> Goal
Output all records precisely as written.

*** Data in this exercise

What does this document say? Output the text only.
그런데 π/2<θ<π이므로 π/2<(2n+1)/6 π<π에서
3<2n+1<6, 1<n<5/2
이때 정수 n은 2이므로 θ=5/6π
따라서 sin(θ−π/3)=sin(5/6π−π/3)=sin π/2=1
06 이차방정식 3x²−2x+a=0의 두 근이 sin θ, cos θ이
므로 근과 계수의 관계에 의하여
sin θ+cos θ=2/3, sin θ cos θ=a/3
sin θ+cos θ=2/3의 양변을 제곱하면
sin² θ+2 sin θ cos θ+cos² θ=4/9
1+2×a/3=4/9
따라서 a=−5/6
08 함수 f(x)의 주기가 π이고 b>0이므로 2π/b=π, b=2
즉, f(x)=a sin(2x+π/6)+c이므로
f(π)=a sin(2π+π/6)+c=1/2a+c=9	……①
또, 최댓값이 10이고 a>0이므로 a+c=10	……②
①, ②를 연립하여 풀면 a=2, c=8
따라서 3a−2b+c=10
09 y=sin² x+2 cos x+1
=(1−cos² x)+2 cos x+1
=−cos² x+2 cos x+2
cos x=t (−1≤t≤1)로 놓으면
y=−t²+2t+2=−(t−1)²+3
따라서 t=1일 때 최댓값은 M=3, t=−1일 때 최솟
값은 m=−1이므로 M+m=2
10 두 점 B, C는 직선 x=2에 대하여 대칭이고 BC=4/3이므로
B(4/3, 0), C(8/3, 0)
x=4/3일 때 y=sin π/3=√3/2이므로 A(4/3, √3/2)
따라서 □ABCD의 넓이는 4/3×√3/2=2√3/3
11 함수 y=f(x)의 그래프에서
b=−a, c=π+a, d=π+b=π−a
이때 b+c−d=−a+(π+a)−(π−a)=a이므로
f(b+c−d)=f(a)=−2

******

> Output
What does this document say? Output the text only.
그런데 π/2<θ<π이므로 π/2<(2n+1)/6 π<π에서
3<2n+1<6, 1<n<5/2
이때 정수 n은 2이므로 θ=5/6π
따라서 sin(θ−π/3)=sin(5/6π−π/3)=sin π/2=1
06 이차방정식 3x²−2x+a=0의 두 근이 sin θ, cos θ이
므로 근과 계수의 관계에 의하여
sin θ+cos θ=2/3, sin θ cos θ=a/3
sin θ+cos θ=2/3의 양변을 제곱하면
sin² θ+2 sin θ cos θ+cos² θ=4/9
1+2×a/3=4/9
따라서 a=−5/6
08 함수 f(x)의 주기가 π이고 b>0이므로 2π/b=π, b=2
즉, f(x)=a sin(2x+π/6)+c이므로
f(π)=a sin(2π+π/6)+c=1/2a+c=9	……①
또, 최댓값이 10이고 a>0이므로 a+c=10	……②
①, ②를 연립하여 풀면 a=2, c=8
따라서 3a−2b+c=10
09 y=sin² x+2 cos x+1
=(1−cos² x)+2 cos x+1
=−cos² x+2 cos x+2
cos x=t (−1≤t≤1)로 놓으면
y=−t²+2t+2=−(t−1)²+3
따라서 t=1일 때 최댓값은 M=3, t=−1일 때 최솟
값은 m=−1이므로 M+m=2
10 두 점 B, C는 직선 x=2에 대하여 대칭이고 BC=4/3이므로
B(4/3, 0), C(8/3, 0)
x=4/3일 때 y=sin π/3=√3/2이므로 A(4/3, √3/2)
따라서 □ABCD의 넓이는 4/3×√3/2=2√3/3
11 함수 y=f(x)의 그래프에서
b=−a, c=π+a, d=π+b=π−a
이때 b+c−d=−a+(π+a)−(π−a)=a이므로
f(b+c−d)=f(a)=−2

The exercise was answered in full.